***** RECORDS SHOWN
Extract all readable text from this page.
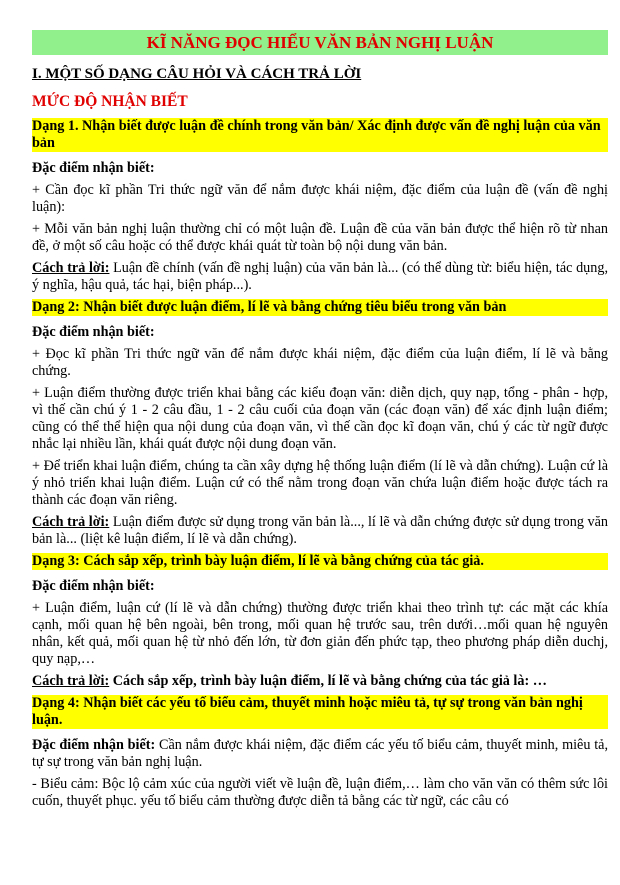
KĨ NĂNG ĐỌC HIỂU VĂN BẢN NGHỊ LUẬN
I. MỘT SỐ DẠNG CÂU HỎI VÀ CÁCH TRẢ LỜI
MỨC ĐỘ NHẬN BIẾT
Dạng 1. Nhận biết được luận đề chính trong văn bản/ Xác định được vấn đề nghị luận của văn bản
Đặc điểm nhận biết:
+ Cần đọc kĩ phần Tri thức ngữ văn để nắm được khái niệm, đặc điểm của luận đề (vấn đề nghị luận):
+ Mỗi văn bản nghị luận thường chỉ có một luận đề. Luận đề của văn bản được thể hiện rõ từ nhan đề, ở một số câu hoặc có thể được khái quát từ toàn bộ nội dung văn bản.
Cách trả lời: Luận đề chính (vấn đề nghị luận) của văn bản là... (có thể dùng từ: biểu hiện, tác dụng, ý nghĩa, hậu quả, tác hại, biện pháp...).
Dạng 2: Nhận biết được luận điểm, lí lẽ và bằng chứng tiêu biểu trong văn bản
Đặc điểm nhận biết:
+ Đọc kĩ phần Tri thức ngữ văn để nắm được khái niệm, đặc điểm của luận điểm, lí lẽ và bằng chứng.
+ Luận điểm thường được triển khai bằng các kiểu đoạn văn: diễn dịch, quy nạp, tổng - phân - hợp, vì thế cần chú ý 1 - 2 câu đầu, 1 - 2 câu cuối của đoạn văn (các đoạn văn) để xác định luận điểm; cũng có thể thể hiện qua nội dung của đoạn văn, vì thế cần đọc kĩ đoạn văn, chú ý các từ ngữ được nhắc lại nhiều lần, khái quát được nội dung đoạn văn.
+ Để triển khai luận điểm, chúng ta cần xây dựng hệ thống luận điểm (lí lẽ và dẫn chứng). Luận cứ là ý nhỏ triển khai luận điểm. Luận cứ có thể nằm trong đoạn văn chứa luận điểm hoặc được tách ra thành các đoạn văn riêng.
Cách trả lời: Luận điểm được sử dụng trong văn bản là..., lí lẽ và dẫn chứng được sử dụng trong văn bản là... (liệt kê luận điểm, lí lẽ và dẫn chứng).
Dạng 3: Cách sắp xếp, trình bày luận điểm, lí lẽ và bằng chứng của tác giả.
Đặc điểm nhận biết:
+ Luận điểm, luận cứ (lí lẽ và dẫn chứng) thường được triển khai theo trình tự: các mặt các khía cạnh, mối quan hệ bên ngoài, bên trong, mối quan hệ trước sau, trên dưới…mối quan hệ nguyên nhân, kết quả, mối quan hệ từ nhỏ đến lớn, từ đơn giản đến phức tạp, theo phương pháp diễn duchj, quy nạp,…
Cách trả lời: Cách sắp xếp, trình bày luận điểm, lí lẽ và bằng chứng của tác giả là: …
Dạng 4: Nhận biết các yếu tố biểu cảm, thuyết minh hoặc miêu tả, tự sự trong văn bản nghị luận.
Đặc điểm nhận biết: Cần nắm được khái niệm, đặc điểm các yếu tố biểu cảm, thuyết minh, miêu tả, tự sự trong văn bản nghị luận.
- Biểu cảm: Bộc lộ cảm xúc của người viết về luận đề, luận điểm,… làm cho văn văn có thêm sức lôi cuốn, thuyết phục. yếu tố biểu cảm thường được diễn tả bằng các từ ngữ, các câu có
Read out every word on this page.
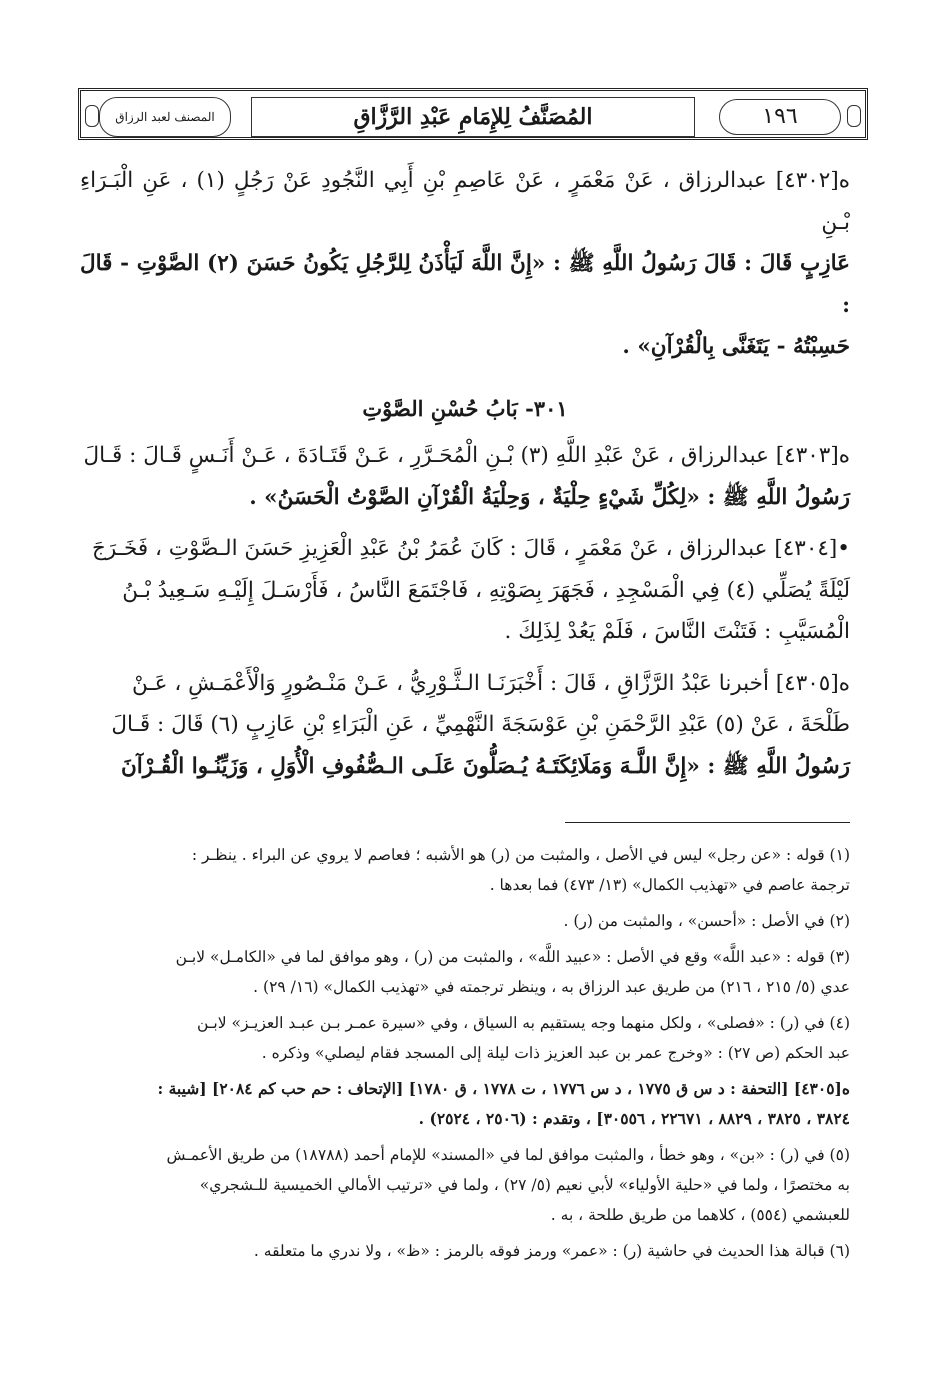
١٩٦
المُصَنَّفُ لِلإِمَامِ عَبْدِ الرَّزَّاقِ
المصنف لعبد الرزاق

ه[٤٣٠٢] عبدالرزاق ، عَنْ مَعْمَرٍ ، عَنْ عَاصِمِ بْنِ أَبِي النَّجُودِ عَنْ رَجُلٍ (١) ، عَنِ الْبَـرَاءِ بْـنِ
عَازِبٍ قَالَ : قَالَ رَسُولُ اللَّهِ ﷺ : «إِنَّ اللَّهَ لَيَأْذَنُ لِلرَّجُلِ يَكُونُ حَسَنَ (٢) الصَّوْتِ - قَالَ :
حَسِبْتُهُ - يَتَغَنَّى بِالْقُرْآنِ» .

٣٠١- بَابُ حُسْنِ الصَّوْتِ

ه[٤٣٠٣] عبدالرزاق ، عَنْ عَبْدِ اللَّهِ (٣) بْـنِ الْمُحَـرَّرِ ، عَـنْ قَتَـادَةَ ، عَـنْ أَنَـسٍ قَـالَ : قَـالَ
رَسُولُ اللَّهِ ﷺ : «لِكُلِّ شَيْءٍ حِلْيَةٌ ، وَحِلْيَةُ الْقُرْآنِ الصَّوْتُ الْحَسَنُ» .

•[٤٣٠٤] عبدالرزاق ، عَنْ مَعْمَرٍ ، قَالَ : كَانَ عُمَرُ بْنُ عَبْدِ الْعَزِيزِ حَسَنَ الـصَّوْتِ ، فَخَـرَجَ
لَيْلَةً يُصَلِّي (٤) فِي الْمَسْجِدِ ، فَجَهَرَ بِصَوْتِهِ ، فَاجْتَمَعَ النَّاسُ ، فَأَرْسَـلَ إِلَيْـهِ سَـعِيدُ بْـنُ
الْمُسَيَّبِ : فَتَنْتَ النَّاسَ ، فَلَمْ يَعُدْ لِذَلِكَ .

ه[٤٣٠٥] أخبرنا عَبْدُ الرَّزَّاقِ ، قَالَ : أَخْبَرَنَـا الـثَّـوْرِيُّ ، عَـنْ مَنْـصُورٍ وَالْأَعْمَـشِ ، عَـنْ
طَلْحَةَ ، عَنْ (٥) عَبْدِ الرَّحْمَنِ بْنِ عَوْسَجَةَ النَّهْمِيِّ ، عَنِ الْبَرَاءِ بْنِ عَازِبٍ (٦) قَالَ : قَـالَ
رَسُولُ اللَّهِ ﷺ : «إِنَّ اللَّـهَ وَمَلَائِكَتَـهُ يُـصَلُّونَ عَلَـى الـصُّفُوفِ الْأُوَلِ ، وَزَيِّنُـوا الْقُـرْآنَ

(١) قوله : «عن رجل» ليس في الأصل ، والمثبت من (ر) هو الأشبه ؛ فعاصم لا يروي عن البراء . ينظـر :
ترجمة عاصم في «تهذيب الكمال» (١٣/ ٤٧٣) فما بعدها .

(٢) في الأصل : «أحسن» ، والمثبت من (ر) .

(٣) قوله : «عبد اللَّه» وقع في الأصل : «عبيد اللَّه» ، والمثبت من (ر) ، وهو موافق لما في «الكامـل» لابـن
عدي (٥/ ٢١٥ ، ٢١٦) من طريق عبد الرزاق به ، وينظر ترجمته في «تهذيب الكمال» (١٦/ ٢٩) .

(٤) في (ر) : «فصلى» ، ولكل منهما وجه يستقيم به السياق ، وفي «سيرة عمـر بـن عبـد العزيـز» لابـن
عبد الحكم (ص ٢٧) : «وخرج عمر بن عبد العزيز ذات ليلة إلى المسجد فقام ليصلي» وذكره .

ه[٤٣٠٥] [التحفة : د س ق ١٧٧٥ ، د س ١٧٧٦ ، ت ١٧٧٨ ، ق ١٧٨٠] [الإتحاف : حم حب كم ٢٠٨٤] [شيبة :
٣٨٢٤ ، ٣٨٢٥ ، ٨٨٢٩ ، ٢٢٦٧١ ، ٣٠٥٥٦] ، وتقدم : (٢٥٠٦ ، ٢٥٢٤) .

(٥) في (ر) : «بن» ، وهو خطأ ، والمثبت موافق لما في «المسند» للإمام أحمد (١٨٧٨٨) من طريق الأعمـش
به مختصرًا ، ولما في «حلية الأولياء» لأبي نعيم (٥/ ٢٧) ، ولما في «ترتيب الأمالي الخميسية للـشجري»
للعبشمي (٥٥٤) ، كلاهما من طريق طلحة ، به .

(٦) قبالة هذا الحديث في حاشية (ر) : «عمر» ورمز فوقه بالرمز : «ظ» ، ولا ندري ما متعلقه .
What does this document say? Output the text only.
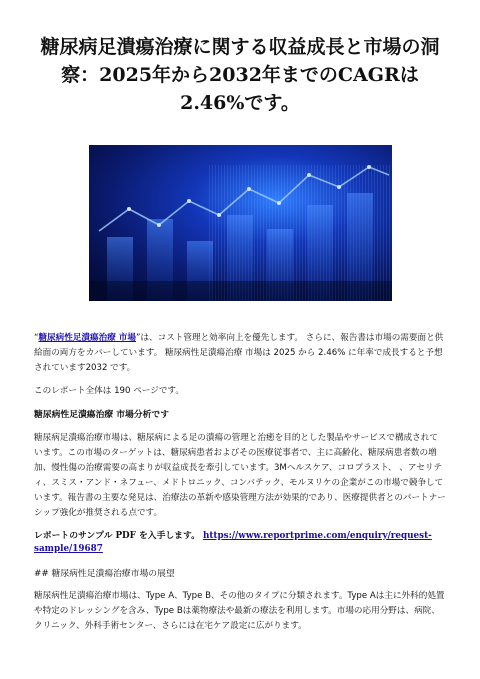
糖尿病足潰瘍治療に関する収益成長と市場の洞察：2025年から2032年までのCAGRは2.46%です。

“糖尿病性足潰瘍治療 市場”は、コスト管理と効率向上を優先します。 さらに、報告書は市場の需要面と供給面の両方をカバーしています。 糖尿病性足潰瘍治療 市場は 2025 から 2.46% に年率で成長すると予想されています2032 です。

このレポート全体は 190 ページです。

糖尿病性足潰瘍治療 市場分析です

糖尿病足潰瘍治療市場は、糖尿病による足の潰瘍の管理と治癒を目的とした製品やサービスで構成されています。この市場のターゲットは、糖尿病患者およびその医療従事者で、主に高齢化、糖尿病患者数の増加、慢性傷の治療需要の高まりが収益成長を牽引しています。3Mヘルスケア、コロプラスト、 、アセリティ、スミス・アンド・ネフュー、メドトロニック、コンバテック、モルヌリケの企業がこの市場で競争しています。報告書の主要な発見は、治療法の革新や感染管理方法が効果的であり、医療提供者とのパートナーシップ強化が推奨される点です。

レポートのサンプル PDF を入手します。 https://www.reportprime.com/enquiry/request-sample/19687

## 糖尿病性足潰瘍治療市場の展望

糖尿病性足潰瘍治療市場は、Type A、Type B、その他のタイプに分類されます。Type Aは主に外科的処置や特定のドレッシングを含み、Type Bは薬物療法や最新の療法を利用します。市場の応用分野は、病院、クリニック、外科手術センター、さらには在宅ケア設定に広がります。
**********
- SHORT TASK -
Copy each line that contains the word "phần".

- RESULT OF THIS TASK -
+ Cần đọc kĩ phần Tri thức ngữ văn để nắm được khái niệm, đặc điểm của luận đề (vấn đề nghị luận):
+ Đọc kĩ phần Tri thức ngữ văn để nắm được khái niệm, đặc điểm của luận điểm, lí lẽ và bằng chứng.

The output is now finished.